— begin RECORD EXCERPTS —

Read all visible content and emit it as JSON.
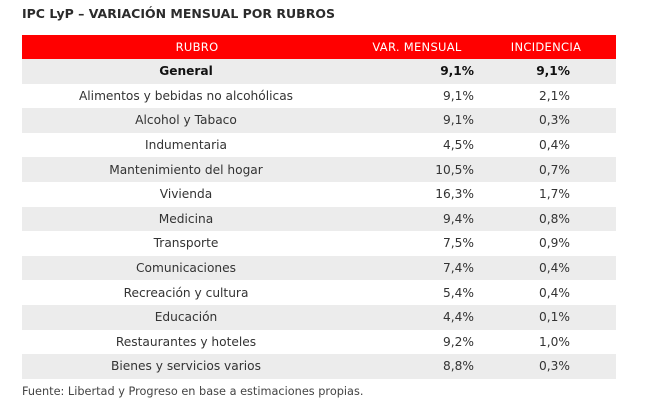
{
  "title": "IPC LyP – VARIACIÓN MENSUAL POR RUBROS",
  "header": {
    "rubro": "RUBRO",
    "var_mensual": "VAR. MENSUAL",
    "incidencia": "INCIDENCIA"
  },
  "rows": [
    {
      "rubro": "General",
      "var": "9,1%",
      "inc": "9,1%"
    },
    {
      "rubro": "Alimentos y bebidas no alcohólicas",
      "var": "9,1%",
      "inc": "2,1%"
    },
    {
      "rubro": "Alcohol y Tabaco",
      "var": "9,1%",
      "inc": "0,3%"
    },
    {
      "rubro": "Indumentaria",
      "var": "4,5%",
      "inc": "0,4%"
    },
    {
      "rubro": "Mantenimiento del hogar",
      "var": "10,5%",
      "inc": "0,7%"
    },
    {
      "rubro": "Vivienda",
      "var": "16,3%",
      "inc": "1,7%"
    },
    {
      "rubro": "Medicina",
      "var": "9,4%",
      "inc": "0,8%"
    },
    {
      "rubro": "Transporte",
      "var": "7,5%",
      "inc": "0,9%"
    },
    {
      "rubro": "Comunicaciones",
      "var": "7,4%",
      "inc": "0,4%"
    },
    {
      "rubro": "Recreación y cultura",
      "var": "5,4%",
      "inc": "0,4%"
    },
    {
      "rubro": "Educación",
      "var": "4,4%",
      "inc": "0,1%"
    },
    {
      "rubro": "Restaurantes y hoteles",
      "var": "9,2%",
      "inc": "1,0%"
    },
    {
      "rubro": "Bienes y servicios varios",
      "var": "8,8%",
      "inc": "0,3%"
    }
  ],
  "source": "Fuente: Libertad y Progreso en base a estimaciones propias.",
  "colors": {
    "header_bg": "#ff0000",
    "stripe": "#ececec"
  }
}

— end RECORD EXCERPTS —

▶ _EXERCISE INSTRUCTIONS_:
Gather and return every line that holds the string "MENSUAL".

▶ _ANSWER IN FULL_:
  "title": "IPC LyP – VARIACIÓN MENSUAL POR RUBROS",
    "var_mensual": "VAR. MENSUAL",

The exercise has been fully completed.